_PROBLEM DETAILS_: Transcribe the full listing exactly, and drop every picture.

_MATERIAL_:
══════════

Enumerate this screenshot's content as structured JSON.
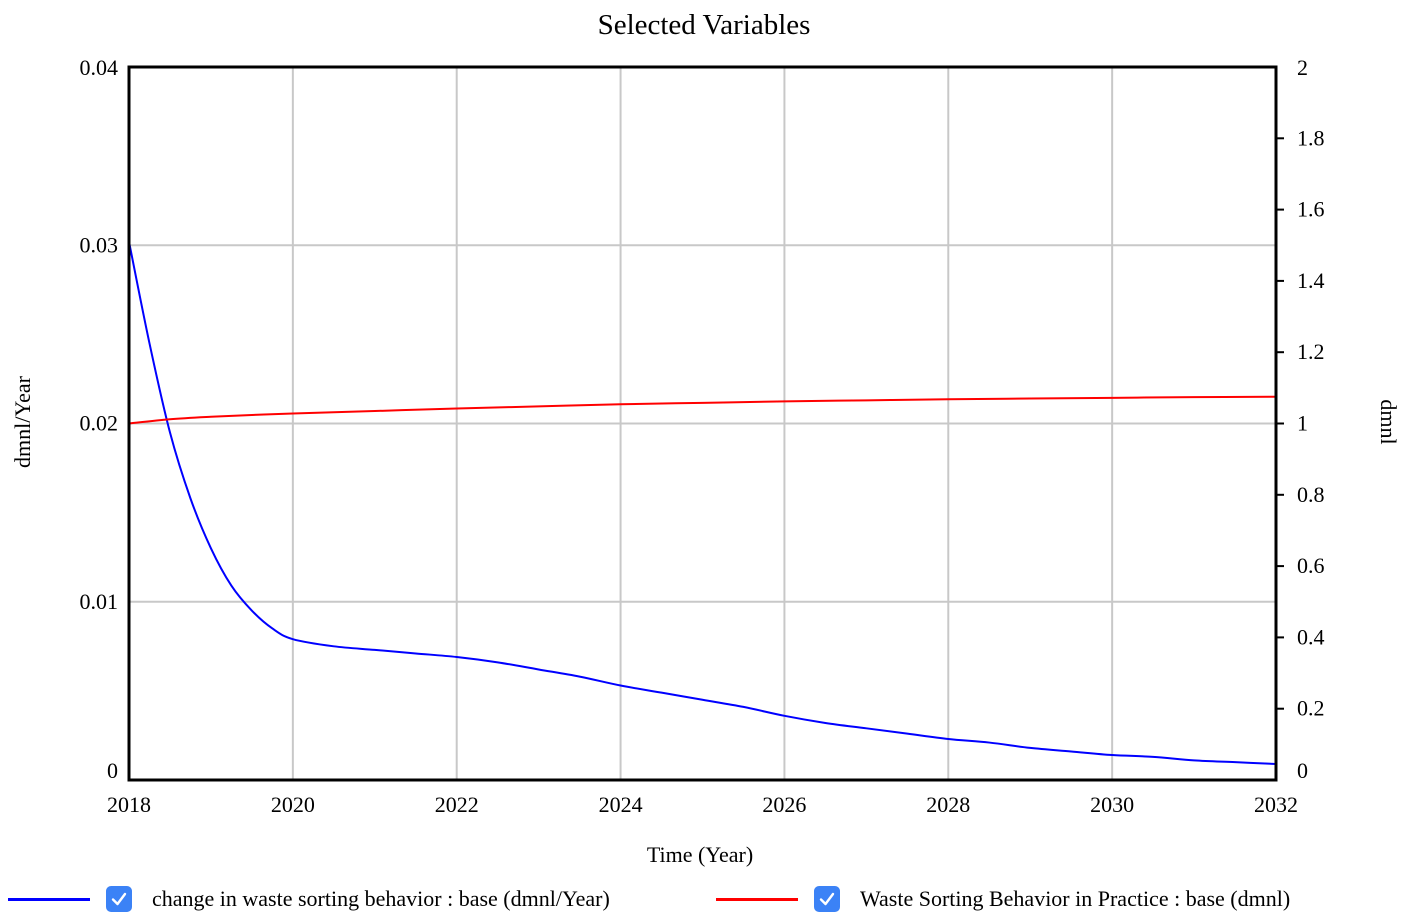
{
  "chart_data": {
    "type": "line",
    "title": "Selected Variables",
    "xlabel": "Time (Year)",
    "ylabel_left": "dmnl/Year",
    "ylabel_right": "dmnl",
    "xlim": [
      2018,
      2032
    ],
    "ylim_left": [
      0,
      0.04
    ],
    "ylim_right": [
      0,
      2
    ],
    "x_ticks": [
      "2018",
      "2020",
      "2022",
      "2024",
      "2026",
      "2028",
      "2030",
      "2032"
    ],
    "y_ticks_left": [
      "0",
      "0.01",
      "0.02",
      "0.03",
      "0.04"
    ],
    "y_ticks_right": [
      "0",
      "0.2",
      "0.4",
      "0.6",
      "0.8",
      "1",
      "1.2",
      "1.4",
      "1.6",
      "1.8",
      "2"
    ],
    "grid": true,
    "legend_position": "bottom",
    "series": [
      {
        "name": "change in waste sorting behavior : base (dmnl/Year)",
        "axis": "left",
        "color": "#0000ff",
        "checked": true,
        "x": [
          2018,
          2018.25,
          2018.5,
          2018.75,
          2019,
          2019.25,
          2019.5,
          2019.75,
          2020,
          2020.5,
          2021,
          2021.5,
          2022,
          2022.5,
          2023,
          2023.5,
          2024,
          2024.5,
          2025,
          2025.5,
          2026,
          2026.5,
          2027,
          2027.5,
          2028,
          2028.5,
          2029,
          2029.5,
          2030,
          2030.5,
          2031,
          2031.5,
          2032
        ],
        "y": [
          0.0302,
          0.0245,
          0.0195,
          0.0158,
          0.013,
          0.0109,
          0.0095,
          0.0085,
          0.0079,
          0.0075,
          0.0073,
          0.0071,
          0.0069,
          0.0066,
          0.0062,
          0.0058,
          0.0053,
          0.0049,
          0.0045,
          0.0041,
          0.0036,
          0.0032,
          0.0029,
          0.0026,
          0.0023,
          0.0021,
          0.0018,
          0.0016,
          0.0014,
          0.0013,
          0.0011,
          0.001,
          0.0009
        ]
      },
      {
        "name": "Waste Sorting Behavior in Practice : base (dmnl)",
        "axis": "right",
        "color": "#ff0000",
        "checked": true,
        "x": [
          2018,
          2018.5,
          2019,
          2019.5,
          2020,
          2021,
          2022,
          2023,
          2024,
          2025,
          2026,
          2027,
          2028,
          2029,
          2030,
          2031,
          2032
        ],
        "y": [
          1.0,
          1.012,
          1.019,
          1.024,
          1.028,
          1.035,
          1.042,
          1.048,
          1.054,
          1.058,
          1.062,
          1.065,
          1.068,
          1.07,
          1.072,
          1.074,
          1.075
        ]
      }
    ]
  }
}
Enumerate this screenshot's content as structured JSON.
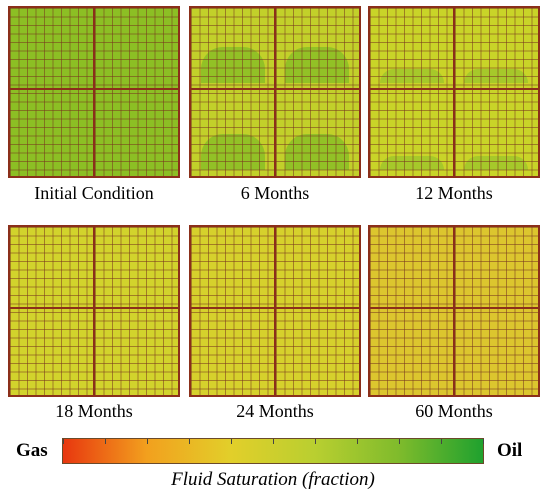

══════════

_SOLUTION_:
Enumerate this screenshot's content as structured JSON.
{
  "chart_data": {
    "type": "line",
    "title": "Selected Variables",
    "xlabel": "Time (Year)",
    "ylabel_left": "dmnl/Year",
    "ylabel_right": "dmnl",
    "xlim": [
      2018,
      2032
    ],
    "ylim_left": [
      0,
      0.04
    ],
    "ylim_right": [
      0,
      2
    ],
    "x_ticks": [
      "2018",
      "2020",
      "2022",
      "2024",
      "2026",
      "2028",
      "2030",
      "2032"
    ],
    "y_ticks_left": [
      "0",
      "0.01",
      "0.02",
      "0.03",
      "0.04"
    ],
    "y_ticks_right": [
      "0",
      "0.2",
      "0.4",
      "0.6",
      "0.8",
      "1",
      "1.2",
      "1.4",
      "1.6",
      "1.8",
      "2"
    ],
    "grid": true,
    "legend_position": "bottom",
    "series": [
      {
        "name": "change in waste sorting behavior : base (dmnl/Year)",
        "axis": "left",
        "color": "#0000ff",
        "checked": true,
        "x": [
          2018,
          2018.25,
          2018.5,
          2018.75,
          2019,
          2019.25,
          2019.5,
          2019.75,
          2020,
          2020.5,
          2021,
          2021.5,
          2022,
          2022.5,
          2023,
          2023.5,
          2024,
          2024.5,
          2025,
          2025.5,
          2026,
          2026.5,
          2027,
          2027.5,
          2028,
          2028.5,
          2029,
          2029.5,
          2030,
          2030.5,
          2031,
          2031.5,
          2032
        ],
        "y": [
          0.0302,
          0.0245,
          0.0195,
          0.0158,
          0.013,
          0.0109,
          0.0095,
          0.0085,
          0.0079,
          0.0075,
          0.0073,
          0.0071,
          0.0069,
          0.0066,
          0.0062,
          0.0058,
          0.0053,
          0.0049,
          0.0045,
          0.0041,
          0.0036,
          0.0032,
          0.0029,
          0.0026,
          0.0023,
          0.0021,
          0.0018,
          0.0016,
          0.0014,
          0.0013,
          0.0011,
          0.001,
          0.0009
        ]
      },
      {
        "name": "Waste Sorting Behavior in Practice : base (dmnl)",
        "axis": "right",
        "color": "#ff0000",
        "checked": true,
        "x": [
          2018,
          2018.5,
          2019,
          2019.5,
          2020,
          2021,
          2022,
          2023,
          2024,
          2025,
          2026,
          2027,
          2028,
          2029,
          2030,
          2031,
          2032
        ],
        "y": [
          1.0,
          1.012,
          1.019,
          1.024,
          1.028,
          1.035,
          1.042,
          1.048,
          1.054,
          1.058,
          1.062,
          1.065,
          1.068,
          1.07,
          1.072,
          1.074,
          1.075
        ]
      }
    ]
  }
}
Enumerate this screenshot's content as structured JSON.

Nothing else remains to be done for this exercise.